▶ **Work to complete**: Using the data below, copy every line that contains the word "Elisabeth".

▶ **Data rows**:
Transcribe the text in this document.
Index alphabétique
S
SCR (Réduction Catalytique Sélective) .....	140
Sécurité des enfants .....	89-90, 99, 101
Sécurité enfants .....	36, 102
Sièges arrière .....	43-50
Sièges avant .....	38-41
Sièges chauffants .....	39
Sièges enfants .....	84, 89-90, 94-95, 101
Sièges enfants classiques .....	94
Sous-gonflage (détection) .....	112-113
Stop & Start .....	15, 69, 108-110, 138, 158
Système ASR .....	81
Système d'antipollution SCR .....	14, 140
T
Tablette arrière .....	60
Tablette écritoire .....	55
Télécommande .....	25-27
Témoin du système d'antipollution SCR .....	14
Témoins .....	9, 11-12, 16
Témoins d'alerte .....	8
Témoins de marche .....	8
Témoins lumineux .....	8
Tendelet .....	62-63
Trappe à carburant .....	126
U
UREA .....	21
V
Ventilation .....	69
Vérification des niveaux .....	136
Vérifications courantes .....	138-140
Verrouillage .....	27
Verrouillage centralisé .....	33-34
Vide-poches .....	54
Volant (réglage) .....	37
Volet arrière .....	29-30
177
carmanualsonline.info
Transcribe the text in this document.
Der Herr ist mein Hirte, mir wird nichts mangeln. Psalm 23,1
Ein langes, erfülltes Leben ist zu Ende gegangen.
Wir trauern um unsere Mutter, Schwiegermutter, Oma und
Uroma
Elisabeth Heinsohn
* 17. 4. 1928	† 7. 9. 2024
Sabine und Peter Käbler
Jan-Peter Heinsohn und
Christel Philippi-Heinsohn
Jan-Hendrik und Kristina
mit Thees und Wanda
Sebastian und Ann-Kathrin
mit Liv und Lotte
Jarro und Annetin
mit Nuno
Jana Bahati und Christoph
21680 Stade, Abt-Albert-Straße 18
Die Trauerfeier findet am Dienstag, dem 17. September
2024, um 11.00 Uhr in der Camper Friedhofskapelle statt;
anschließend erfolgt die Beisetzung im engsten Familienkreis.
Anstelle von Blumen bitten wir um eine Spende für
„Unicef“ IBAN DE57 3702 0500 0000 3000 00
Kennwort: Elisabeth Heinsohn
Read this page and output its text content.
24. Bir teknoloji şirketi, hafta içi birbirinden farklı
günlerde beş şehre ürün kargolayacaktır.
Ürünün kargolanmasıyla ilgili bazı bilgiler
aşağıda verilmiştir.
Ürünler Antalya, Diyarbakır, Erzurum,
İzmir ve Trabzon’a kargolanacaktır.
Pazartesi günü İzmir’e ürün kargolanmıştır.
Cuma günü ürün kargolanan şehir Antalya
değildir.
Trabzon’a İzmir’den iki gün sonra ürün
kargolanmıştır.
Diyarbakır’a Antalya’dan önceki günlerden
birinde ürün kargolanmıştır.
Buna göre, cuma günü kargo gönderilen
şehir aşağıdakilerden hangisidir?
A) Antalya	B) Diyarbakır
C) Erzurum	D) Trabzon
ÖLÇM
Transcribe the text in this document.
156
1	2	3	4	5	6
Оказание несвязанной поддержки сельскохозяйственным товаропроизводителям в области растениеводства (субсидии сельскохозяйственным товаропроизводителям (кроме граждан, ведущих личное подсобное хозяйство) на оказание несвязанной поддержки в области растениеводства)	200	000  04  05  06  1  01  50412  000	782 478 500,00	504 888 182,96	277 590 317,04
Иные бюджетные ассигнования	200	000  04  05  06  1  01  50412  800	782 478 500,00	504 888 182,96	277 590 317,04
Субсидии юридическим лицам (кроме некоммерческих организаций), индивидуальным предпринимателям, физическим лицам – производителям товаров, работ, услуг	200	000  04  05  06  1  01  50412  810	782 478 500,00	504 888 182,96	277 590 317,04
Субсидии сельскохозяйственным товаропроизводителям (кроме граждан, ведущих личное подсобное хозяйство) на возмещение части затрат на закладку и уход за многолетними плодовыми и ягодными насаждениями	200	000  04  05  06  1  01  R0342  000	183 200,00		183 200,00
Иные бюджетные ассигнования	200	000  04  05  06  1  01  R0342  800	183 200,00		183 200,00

▶ **Final result**:
Elisabeth Heinsohn
Kennwort: Elisabeth Heinsohn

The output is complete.